_RAW DATA_:
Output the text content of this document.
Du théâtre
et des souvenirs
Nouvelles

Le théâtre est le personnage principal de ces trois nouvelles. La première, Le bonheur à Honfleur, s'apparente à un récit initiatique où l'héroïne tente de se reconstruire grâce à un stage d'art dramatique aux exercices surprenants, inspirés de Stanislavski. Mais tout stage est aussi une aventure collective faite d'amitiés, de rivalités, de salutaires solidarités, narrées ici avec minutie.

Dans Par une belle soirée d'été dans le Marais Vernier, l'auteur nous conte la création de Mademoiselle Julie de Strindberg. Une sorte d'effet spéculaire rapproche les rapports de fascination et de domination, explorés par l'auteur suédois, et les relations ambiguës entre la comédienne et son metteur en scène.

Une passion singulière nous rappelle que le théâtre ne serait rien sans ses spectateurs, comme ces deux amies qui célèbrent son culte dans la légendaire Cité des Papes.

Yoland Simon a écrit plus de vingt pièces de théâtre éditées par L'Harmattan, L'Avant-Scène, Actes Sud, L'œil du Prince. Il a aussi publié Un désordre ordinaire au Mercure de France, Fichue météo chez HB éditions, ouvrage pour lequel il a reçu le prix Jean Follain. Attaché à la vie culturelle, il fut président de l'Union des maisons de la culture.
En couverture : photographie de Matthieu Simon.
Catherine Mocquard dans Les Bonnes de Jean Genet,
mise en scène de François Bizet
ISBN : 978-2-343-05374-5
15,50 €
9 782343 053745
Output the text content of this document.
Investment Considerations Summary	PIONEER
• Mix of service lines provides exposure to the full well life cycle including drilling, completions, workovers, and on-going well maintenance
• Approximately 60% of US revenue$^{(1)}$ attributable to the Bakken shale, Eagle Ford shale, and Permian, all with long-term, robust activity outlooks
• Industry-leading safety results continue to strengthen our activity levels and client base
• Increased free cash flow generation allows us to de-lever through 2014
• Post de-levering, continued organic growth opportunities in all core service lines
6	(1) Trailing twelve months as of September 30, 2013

_TASK TO CARRY OUT_: Filter the records above for "Simon" and copy every matching line.

_EXERCISE SOLUTION_:
Yoland Simon a écrit plus de vingt pièces de théâtre éditées par L'Harmattan, L'Avant-Scène, Actes Sud, L'œil du Prince. Il a aussi publié Un désordre ordinaire au Mercure de France, Fichue météo chez HB éditions, ouvrage pour lequel il a reçu le prix Jean Follain. Attaché à la vie culturelle, il fut président de l'Union des maisons de la culture.
En couverture : photographie de Matthieu Simon.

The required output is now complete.